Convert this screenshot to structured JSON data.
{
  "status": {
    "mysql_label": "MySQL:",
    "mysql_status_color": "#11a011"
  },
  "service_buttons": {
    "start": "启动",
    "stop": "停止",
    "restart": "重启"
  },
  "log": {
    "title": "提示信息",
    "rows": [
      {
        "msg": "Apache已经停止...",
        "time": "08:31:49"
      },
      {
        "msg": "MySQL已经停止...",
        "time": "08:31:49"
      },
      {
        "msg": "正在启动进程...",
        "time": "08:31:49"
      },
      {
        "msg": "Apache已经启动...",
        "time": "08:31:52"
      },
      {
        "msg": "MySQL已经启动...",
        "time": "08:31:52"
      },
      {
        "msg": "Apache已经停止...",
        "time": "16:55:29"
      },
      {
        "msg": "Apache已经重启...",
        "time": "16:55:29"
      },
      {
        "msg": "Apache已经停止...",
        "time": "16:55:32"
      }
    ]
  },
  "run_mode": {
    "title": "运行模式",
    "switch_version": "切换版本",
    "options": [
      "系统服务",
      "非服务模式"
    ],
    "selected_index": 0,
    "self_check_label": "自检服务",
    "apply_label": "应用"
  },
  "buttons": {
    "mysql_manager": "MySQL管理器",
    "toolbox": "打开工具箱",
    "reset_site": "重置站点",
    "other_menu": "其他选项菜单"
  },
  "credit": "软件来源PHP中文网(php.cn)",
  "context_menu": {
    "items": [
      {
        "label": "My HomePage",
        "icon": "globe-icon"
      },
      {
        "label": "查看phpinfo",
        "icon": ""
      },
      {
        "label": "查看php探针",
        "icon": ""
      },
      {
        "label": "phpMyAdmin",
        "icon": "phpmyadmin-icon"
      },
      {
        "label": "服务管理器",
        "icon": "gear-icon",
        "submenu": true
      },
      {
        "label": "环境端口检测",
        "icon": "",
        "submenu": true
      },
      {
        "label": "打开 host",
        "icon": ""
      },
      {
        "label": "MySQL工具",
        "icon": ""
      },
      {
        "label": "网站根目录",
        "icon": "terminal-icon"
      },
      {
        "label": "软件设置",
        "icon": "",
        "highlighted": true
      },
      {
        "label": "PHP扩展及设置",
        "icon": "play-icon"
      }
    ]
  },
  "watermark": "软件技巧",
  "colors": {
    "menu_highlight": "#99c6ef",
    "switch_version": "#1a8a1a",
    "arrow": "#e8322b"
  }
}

• **What to produce**
Above are some records; repeat all of them exactly.

• **Reply**
Convert this screenshot to structured JSON data.
{
  "status": {
    "mysql_label": "MySQL:",
    "mysql_status_color": "#11a011"
  },
  "service_buttons": {
    "start": "启动",
    "stop": "停止",
    "restart": "重启"
  },
  "log": {
    "title": "提示信息",
    "rows": [
      {
        "msg": "Apache已经停止...",
        "time": "08:31:49"
      },
      {
        "msg": "MySQL已经停止...",
        "time": "08:31:49"
      },
      {
        "msg": "正在启动进程...",
        "time": "08:31:49"
      },
      {
        "msg": "Apache已经启动...",
        "time": "08:31:52"
      },
      {
        "msg": "MySQL已经启动...",
        "time": "08:31:52"
      },
      {
        "msg": "Apache已经停止...",
        "time": "16:55:29"
      },
      {
        "msg": "Apache已经重启...",
        "time": "16:55:29"
      },
      {
        "msg": "Apache已经停止...",
        "time": "16:55:32"
      }
    ]
  },
  "run_mode": {
    "title": "运行模式",
    "switch_version": "切换版本",
    "options": [
      "系统服务",
      "非服务模式"
    ],
    "selected_index": 0,
    "self_check_label": "自检服务",
    "apply_label": "应用"
  },
  "buttons": {
    "mysql_manager": "MySQL管理器",
    "toolbox": "打开工具箱",
    "reset_site": "重置站点",
    "other_menu": "其他选项菜单"
  },
  "credit": "软件来源PHP中文网(php.cn)",
  "context_menu": {
    "items": [
      {
        "label": "My HomePage",
        "icon": "globe-icon"
      },
      {
        "label": "查看phpinfo",
        "icon": ""
      },
      {
        "label": "查看php探针",
        "icon": ""
      },
      {
        "label": "phpMyAdmin",
        "icon": "phpmyadmin-icon"
      },
      {
        "label": "服务管理器",
        "icon": "gear-icon",
        "submenu": true
      },
      {
        "label": "环境端口检测",
        "icon": "",
        "submenu": true
      },
      {
        "label": "打开 host",
        "icon": ""
      },
      {
        "label": "MySQL工具",
        "icon": ""
      },
      {
        "label": "网站根目录",
        "icon": "terminal-icon"
      },
      {
        "label": "软件设置",
        "icon": "",
        "highlighted": true
      },
      {
        "label": "PHP扩展及设置",
        "icon": "play-icon"
      }
    ]
  },
  "watermark": "软件技巧",
  "colors": {
    "menu_highlight": "#99c6ef",
    "switch_version": "#1a8a1a",
    "arrow": "#e8322b"
  }
}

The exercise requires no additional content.